*BRIEF*:
Return each line containing "warstwy".

*SUPPLIED RECORDS*:
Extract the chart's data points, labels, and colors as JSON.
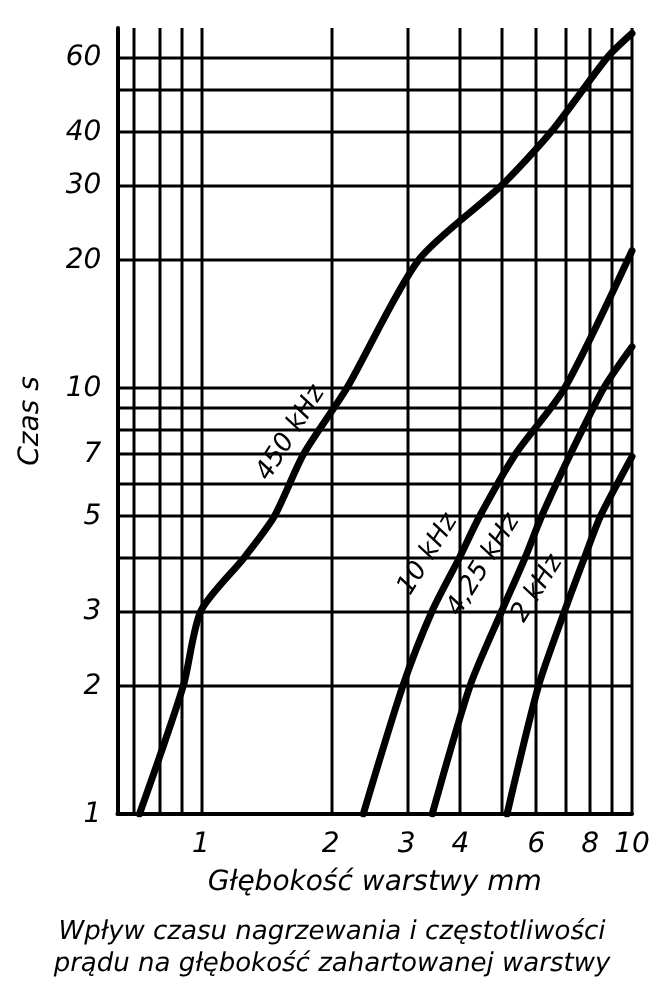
{
  "chart_data": {
    "type": "line",
    "title": "Wpływ czasu nagrzewania i częstotliwości\nprądu na głębokość zahartowanej warstwy",
    "xlabel": "Głębokość warstwy mm",
    "ylabel": "Czas s",
    "log": "xy",
    "grid": true,
    "legend": false,
    "marker": "none",
    "line_style": "solid",
    "xlim": [
      0.64,
      10
    ],
    "ylim": [
      1,
      70
    ],
    "xticks": [
      {
        "value": 0.7,
        "label": null
      },
      {
        "value": 0.8,
        "label": null
      },
      {
        "value": 0.9,
        "label": null
      },
      1,
      2,
      3,
      4,
      {
        "value": 5,
        "label": null
      },
      6,
      {
        "value": 7,
        "label": null
      },
      8,
      {
        "value": 9,
        "label": null
      },
      10
    ],
    "yticks": [
      1,
      2,
      3,
      {
        "value": 4,
        "label": null
      },
      5,
      {
        "value": 6,
        "label": null
      },
      7,
      {
        "value": 8,
        "label": null
      },
      {
        "value": 9,
        "label": null
      },
      10,
      20,
      30,
      40,
      {
        "value": 50,
        "label": null
      },
      60
    ],
    "series": [
      {
        "name": "450 kHz",
        "color": "#000000",
        "x": [
          0.72,
          0.91,
          1.0,
          1.26,
          1.48,
          1.73,
          2.18,
          3.2,
          5.0,
          6.5,
          8.8,
          10
        ],
        "values": [
          1,
          2,
          3,
          4,
          5,
          7,
          10,
          20,
          30,
          40,
          60,
          68
        ]
      },
      {
        "name": "10 kHz",
        "color": "#000000",
        "x": [
          2.38,
          2.94,
          3.44,
          3.98,
          4.43,
          5.37,
          6.98,
          10
        ],
        "values": [
          1,
          2,
          3,
          4,
          5,
          7,
          10,
          21
        ]
      },
      {
        "name": "4,25 kHz",
        "color": "#000000",
        "x": [
          3.44,
          4.21,
          4.99,
          5.65,
          6.17,
          7.2,
          8.6,
          10
        ],
        "values": [
          1,
          2,
          3,
          4,
          5,
          7,
          10,
          12.5
        ]
      },
      {
        "name": "2 kHz",
        "color": "#000000",
        "x": [
          5.13,
          6.07,
          6.98,
          7.76,
          8.45,
          10
        ],
        "values": [
          1,
          2,
          3,
          4,
          5,
          6.9
        ]
      }
    ]
  }
}
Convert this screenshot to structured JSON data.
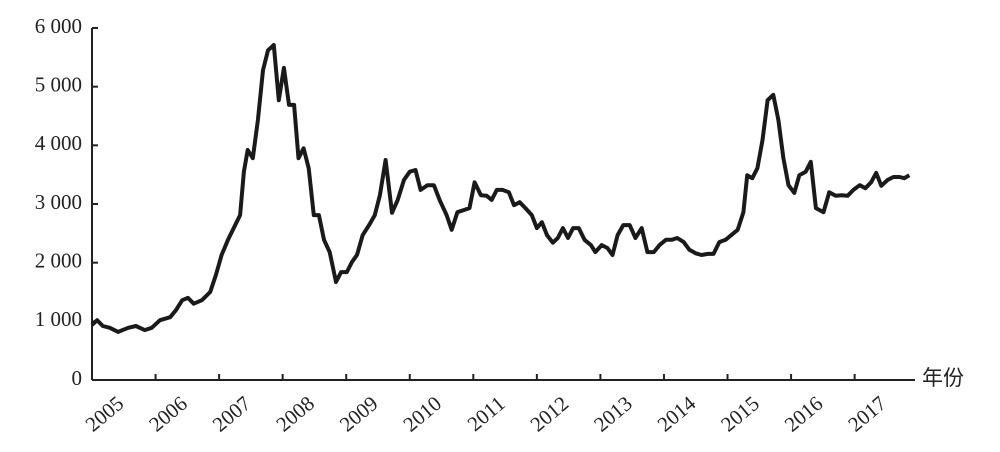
{
  "chart_data": {
    "type": "line",
    "x_label": "年份",
    "color": "#1a1a1a",
    "x": [
      2005.0,
      2005.08,
      2005.17,
      2005.28,
      2005.41,
      2005.57,
      2005.69,
      2005.83,
      2005.94,
      2006.07,
      2006.23,
      2006.32,
      2006.42,
      2006.51,
      2006.6,
      2006.73,
      2006.86,
      2006.95,
      2007.04,
      2007.14,
      2007.23,
      2007.33,
      2007.39,
      2007.45,
      2007.53,
      2007.61,
      2007.69,
      2007.77,
      2007.86,
      2007.94,
      2008.02,
      2008.1,
      2008.18,
      2008.25,
      2008.33,
      2008.41,
      2008.49,
      2008.57,
      2008.65,
      2008.74,
      2008.84,
      2008.92,
      2009.01,
      2009.09,
      2009.17,
      2009.26,
      2009.36,
      2009.45,
      2009.53,
      2009.62,
      2009.72,
      2009.81,
      2009.91,
      2010.0,
      2010.09,
      2010.17,
      2010.28,
      2010.38,
      2010.47,
      2010.58,
      2010.66,
      2010.75,
      2010.86,
      2010.94,
      2011.02,
      2011.12,
      2011.21,
      2011.29,
      2011.37,
      2011.46,
      2011.56,
      2011.64,
      2011.73,
      2011.82,
      2011.92,
      2012.0,
      2012.08,
      2012.16,
      2012.25,
      2012.33,
      2012.41,
      2012.49,
      2012.57,
      2012.66,
      2012.75,
      2012.85,
      2012.92,
      2013.02,
      2013.11,
      2013.19,
      2013.27,
      2013.36,
      2013.46,
      2013.55,
      2013.65,
      2013.74,
      2013.84,
      2013.93,
      2014.03,
      2014.12,
      2014.21,
      2014.31,
      2014.4,
      2014.5,
      2014.59,
      2014.69,
      2014.78,
      2014.87,
      2014.97,
      2015.06,
      2015.16,
      2015.25,
      2015.31,
      2015.39,
      2015.47,
      2015.55,
      2015.63,
      2015.72,
      2015.8,
      2015.88,
      2015.96,
      2016.05,
      2016.13,
      2016.23,
      2016.31,
      2016.39,
      2016.51,
      2016.6,
      2016.7,
      2016.79,
      2016.89,
      2016.98,
      2017.08,
      2017.17,
      2017.26,
      2017.34,
      2017.42,
      2017.52,
      2017.61,
      2017.71,
      2017.78,
      2017.86
    ],
    "values": [
      940,
      1020,
      920,
      890,
      820,
      890,
      920,
      850,
      890,
      1020,
      1070,
      1190,
      1360,
      1400,
      1300,
      1360,
      1500,
      1790,
      2130,
      2390,
      2590,
      2810,
      3550,
      3920,
      3780,
      4430,
      5280,
      5620,
      5710,
      4770,
      5320,
      4690,
      4690,
      3780,
      3950,
      3610,
      2810,
      2810,
      2390,
      2180,
      1670,
      1840,
      1840,
      2010,
      2130,
      2470,
      2640,
      2810,
      3150,
      3750,
      2850,
      3070,
      3410,
      3550,
      3580,
      3240,
      3320,
      3320,
      3070,
      2810,
      2560,
      2860,
      2900,
      2930,
      3370,
      3150,
      3140,
      3070,
      3240,
      3240,
      3200,
      2980,
      3030,
      2930,
      2810,
      2590,
      2690,
      2470,
      2340,
      2420,
      2590,
      2420,
      2590,
      2590,
      2390,
      2300,
      2180,
      2300,
      2250,
      2130,
      2470,
      2640,
      2640,
      2420,
      2590,
      2180,
      2180,
      2300,
      2390,
      2390,
      2420,
      2350,
      2220,
      2160,
      2130,
      2150,
      2150,
      2350,
      2390,
      2470,
      2560,
      2860,
      3490,
      3440,
      3610,
      4090,
      4770,
      4860,
      4430,
      3780,
      3320,
      3190,
      3490,
      3550,
      3720,
      2930,
      2860,
      3200,
      3140,
      3150,
      3140,
      3240,
      3320,
      3270,
      3370,
      3530,
      3310,
      3410,
      3460,
      3460,
      3440,
      3490
    ],
    "xlim": [
      2005,
      2017.95
    ],
    "xticks": [
      2005,
      2006,
      2007,
      2008,
      2009,
      2010,
      2011,
      2012,
      2013,
      2014,
      2015,
      2016,
      2017
    ],
    "ylim": [
      0,
      6000
    ],
    "yticks": [
      0,
      {
        "value": 1000,
        "label": "1 000"
      },
      {
        "value": 2000,
        "label": "2 000"
      },
      {
        "value": 3000,
        "label": "3 000"
      },
      {
        "value": 4000,
        "label": "4 000"
      },
      {
        "value": 5000,
        "label": "5 000"
      },
      {
        "value": 6000,
        "label": "6 000"
      }
    ]
  }
}
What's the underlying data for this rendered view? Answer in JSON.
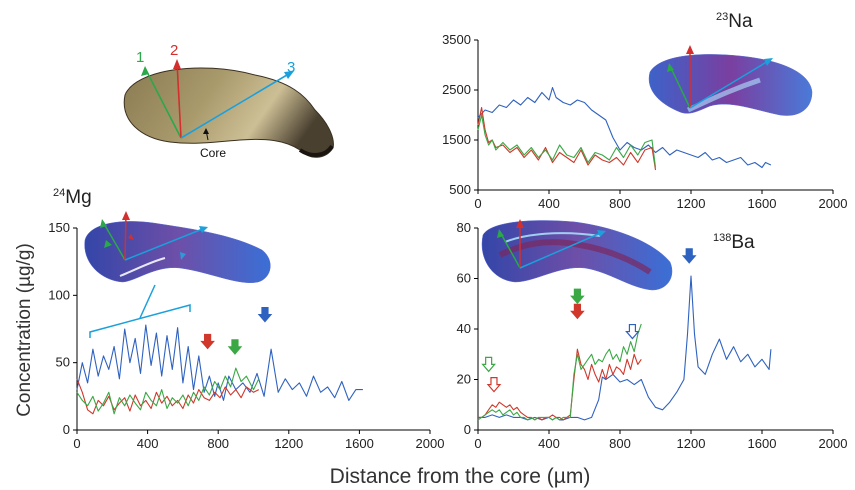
{
  "figure": {
    "xlabel": "Distance from the core (µm)",
    "ylabel": "Concentration (µg/g)",
    "core_label": "Core",
    "transects": [
      {
        "num": "1",
        "color": "#2aa84a"
      },
      {
        "num": "2",
        "color": "#d32f2f"
      },
      {
        "num": "3",
        "color": "#1aa0dc"
      }
    ],
    "colors": {
      "t1": "#3aa845",
      "t2": "#d0382b",
      "t3": "#2f62c0"
    }
  },
  "chart_data": [
    {
      "type": "line",
      "panel": "Na",
      "element_mass": "23",
      "element_symbol": "Na",
      "xlim": [
        0,
        2000
      ],
      "ylim": [
        500,
        3500
      ],
      "x_ticks": [
        "0",
        "400",
        "800",
        "1200",
        "1600",
        "2000"
      ],
      "y_ticks": [
        "500",
        "1500",
        "2500",
        "3500"
      ],
      "series": [
        {
          "key": "t3",
          "x": [
            0,
            40,
            80,
            120,
            160,
            200,
            240,
            280,
            320,
            360,
            400,
            420,
            440,
            480,
            520,
            560,
            600,
            640,
            680,
            720,
            760,
            800,
            840,
            880,
            920,
            960,
            1000,
            1040,
            1080,
            1120,
            1160,
            1200,
            1240,
            1280,
            1320,
            1360,
            1400,
            1440,
            1480,
            1520,
            1560,
            1600,
            1620,
            1650
          ],
          "y": [
            1950,
            2100,
            2050,
            2200,
            2150,
            2300,
            2200,
            2350,
            2250,
            2450,
            2300,
            2550,
            2350,
            2250,
            2200,
            2300,
            2250,
            2100,
            2000,
            1900,
            1550,
            1300,
            1450,
            1350,
            1300,
            1400,
            1250,
            1350,
            1200,
            1300,
            1250,
            1200,
            1150,
            1250,
            1100,
            1150,
            1050,
            1100,
            1150,
            1000,
            1050,
            950,
            1050,
            1000
          ]
        },
        {
          "key": "t2",
          "x": [
            0,
            20,
            40,
            60,
            80,
            100,
            140,
            180,
            220,
            260,
            300,
            340,
            380,
            420,
            460,
            500,
            540,
            580,
            620,
            660,
            700,
            740,
            780,
            820,
            860,
            900,
            940,
            980,
            1000
          ],
          "y": [
            1800,
            2150,
            1700,
            1450,
            1500,
            1350,
            1400,
            1250,
            1350,
            1150,
            1300,
            1100,
            1350,
            1050,
            1250,
            1150,
            1050,
            1300,
            1000,
            1200,
            1100,
            1050,
            1150,
            1000,
            1250,
            1050,
            1300,
            1350,
            900
          ]
        },
        {
          "key": "t1",
          "x": [
            0,
            20,
            40,
            60,
            80,
            100,
            140,
            180,
            220,
            260,
            300,
            340,
            380,
            420,
            460,
            500,
            540,
            580,
            620,
            660,
            700,
            740,
            780,
            820,
            860,
            900,
            940,
            980,
            1000
          ],
          "y": [
            1700,
            2000,
            1600,
            1400,
            1500,
            1300,
            1450,
            1300,
            1400,
            1200,
            1350,
            1150,
            1300,
            1100,
            1400,
            1200,
            1150,
            1350,
            1050,
            1250,
            1200,
            1100,
            1350,
            1150,
            1400,
            1200,
            1450,
            1500,
            950
          ]
        }
      ]
    },
    {
      "type": "line",
      "panel": "Mg",
      "element_mass": "24",
      "element_symbol": "Mg",
      "xlim": [
        0,
        2000
      ],
      "ylim": [
        0,
        150
      ],
      "x_ticks": [
        "0",
        "400",
        "800",
        "1200",
        "1600",
        "2000"
      ],
      "y_ticks": [
        "0",
        "50",
        "100",
        "150"
      ],
      "series": [
        {
          "key": "t3",
          "x": [
            0,
            30,
            60,
            90,
            120,
            150,
            180,
            210,
            240,
            270,
            300,
            330,
            360,
            390,
            420,
            450,
            480,
            510,
            540,
            570,
            600,
            630,
            660,
            690,
            720,
            750,
            780,
            800,
            830,
            860,
            900,
            940,
            980,
            1020,
            1060,
            1100,
            1140,
            1180,
            1220,
            1260,
            1300,
            1340,
            1380,
            1420,
            1460,
            1500,
            1540,
            1580,
            1620
          ],
          "y": [
            30,
            50,
            35,
            60,
            40,
            55,
            45,
            62,
            38,
            75,
            50,
            68,
            42,
            78,
            48,
            72,
            40,
            70,
            45,
            76,
            35,
            62,
            30,
            55,
            28,
            40,
            25,
            35,
            22,
            40,
            30,
            35,
            28,
            42,
            25,
            60,
            28,
            38,
            30,
            35,
            25,
            40,
            28,
            32,
            24,
            36,
            22,
            30,
            30
          ]
        },
        {
          "key": "t2",
          "x": [
            0,
            30,
            60,
            90,
            120,
            150,
            180,
            210,
            240,
            270,
            300,
            330,
            360,
            390,
            420,
            450,
            480,
            510,
            540,
            570,
            600,
            630,
            660,
            690,
            720,
            750,
            780,
            810,
            840,
            870,
            900,
            930,
            960,
            1000,
            1030
          ],
          "y": [
            38,
            28,
            15,
            12,
            22,
            18,
            25,
            15,
            20,
            24,
            14,
            26,
            18,
            22,
            16,
            28,
            20,
            25,
            18,
            22,
            16,
            26,
            20,
            30,
            24,
            22,
            28,
            24,
            32,
            26,
            30,
            24,
            32,
            28,
            30
          ]
        },
        {
          "key": "t1",
          "x": [
            0,
            30,
            60,
            90,
            120,
            150,
            180,
            210,
            240,
            270,
            300,
            330,
            360,
            390,
            420,
            450,
            480,
            510,
            540,
            570,
            600,
            630,
            660,
            690,
            720,
            750,
            780,
            810,
            840,
            870,
            900,
            930,
            960,
            1000,
            1030
          ],
          "y": [
            28,
            22,
            18,
            25,
            14,
            20,
            28,
            12,
            24,
            18,
            26,
            20,
            15,
            28,
            22,
            18,
            30,
            16,
            24,
            20,
            26,
            18,
            28,
            22,
            32,
            26,
            36,
            30,
            40,
            32,
            46,
            36,
            40,
            30,
            38
          ]
        }
      ]
    },
    {
      "type": "line",
      "panel": "Ba",
      "element_mass": "138",
      "element_symbol": "Ba",
      "xlim": [
        0,
        2000
      ],
      "ylim": [
        0,
        80
      ],
      "x_ticks": [
        "0",
        "400",
        "800",
        "1200",
        "1600",
        "2000"
      ],
      "y_ticks": [
        "0",
        "20",
        "40",
        "60",
        "80"
      ],
      "series": [
        {
          "key": "t3",
          "x": [
            0,
            40,
            80,
            120,
            160,
            200,
            240,
            280,
            320,
            360,
            400,
            420,
            440,
            460,
            480,
            520,
            560,
            600,
            640,
            680,
            700,
            720,
            760,
            800,
            840,
            880,
            920,
            960,
            1000,
            1040,
            1080,
            1120,
            1160,
            1180,
            1200,
            1220,
            1240,
            1280,
            1320,
            1360,
            1400,
            1440,
            1480,
            1520,
            1560,
            1600,
            1640,
            1650
          ],
          "y": [
            5,
            5,
            6,
            5,
            6,
            5,
            5,
            4,
            5,
            4,
            5,
            4,
            5,
            4,
            4,
            5,
            5,
            4,
            5,
            12,
            21,
            20,
            22,
            19,
            20,
            18,
            20,
            13,
            9,
            8,
            11,
            15,
            20,
            38,
            61,
            38,
            25,
            22,
            30,
            36,
            28,
            33,
            27,
            30,
            25,
            28,
            24,
            32
          ]
        },
        {
          "key": "t2",
          "x": [
            0,
            20,
            40,
            60,
            80,
            100,
            120,
            140,
            160,
            180,
            200,
            220,
            240,
            260,
            280,
            300,
            320,
            340,
            360,
            380,
            400,
            420,
            440,
            460,
            480,
            500,
            520,
            540,
            560,
            580,
            600,
            620,
            640,
            660,
            680,
            700,
            720,
            740,
            760,
            780,
            800,
            820,
            840,
            860,
            880,
            900,
            920
          ],
          "y": [
            5,
            5,
            6,
            8,
            10,
            9,
            11,
            10,
            9,
            10,
            8,
            9,
            7,
            6,
            5,
            5,
            4,
            5,
            4,
            5,
            5,
            6,
            5,
            5,
            4,
            5,
            6,
            20,
            32,
            26,
            24,
            20,
            26,
            22,
            19,
            24,
            20,
            26,
            22,
            25,
            24,
            22,
            28,
            24,
            30,
            26,
            28
          ]
        },
        {
          "key": "t1",
          "x": [
            0,
            20,
            40,
            60,
            80,
            100,
            120,
            140,
            160,
            180,
            200,
            220,
            240,
            260,
            280,
            300,
            320,
            340,
            360,
            380,
            400,
            420,
            440,
            460,
            480,
            500,
            520,
            540,
            560,
            580,
            600,
            620,
            640,
            660,
            680,
            700,
            720,
            740,
            760,
            780,
            800,
            820,
            840,
            860,
            880,
            900,
            920
          ],
          "y": [
            4,
            5,
            6,
            7,
            8,
            7,
            8,
            6,
            7,
            8,
            6,
            7,
            5,
            5,
            4,
            5,
            4,
            5,
            5,
            5,
            5,
            4,
            5,
            4,
            5,
            5,
            5,
            22,
            30,
            24,
            26,
            28,
            30,
            26,
            28,
            27,
            30,
            32,
            28,
            30,
            27,
            33,
            30,
            35,
            31,
            38,
            42
          ]
        }
      ]
    }
  ]
}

*OUTPUT OF THE TASK*:
    "title": "Wpływ czasu nagrzewania i częstotliwości\nprądu na głębokość zahartowanej warstwy",
    "xlabel": "Głębokość warstwy mm",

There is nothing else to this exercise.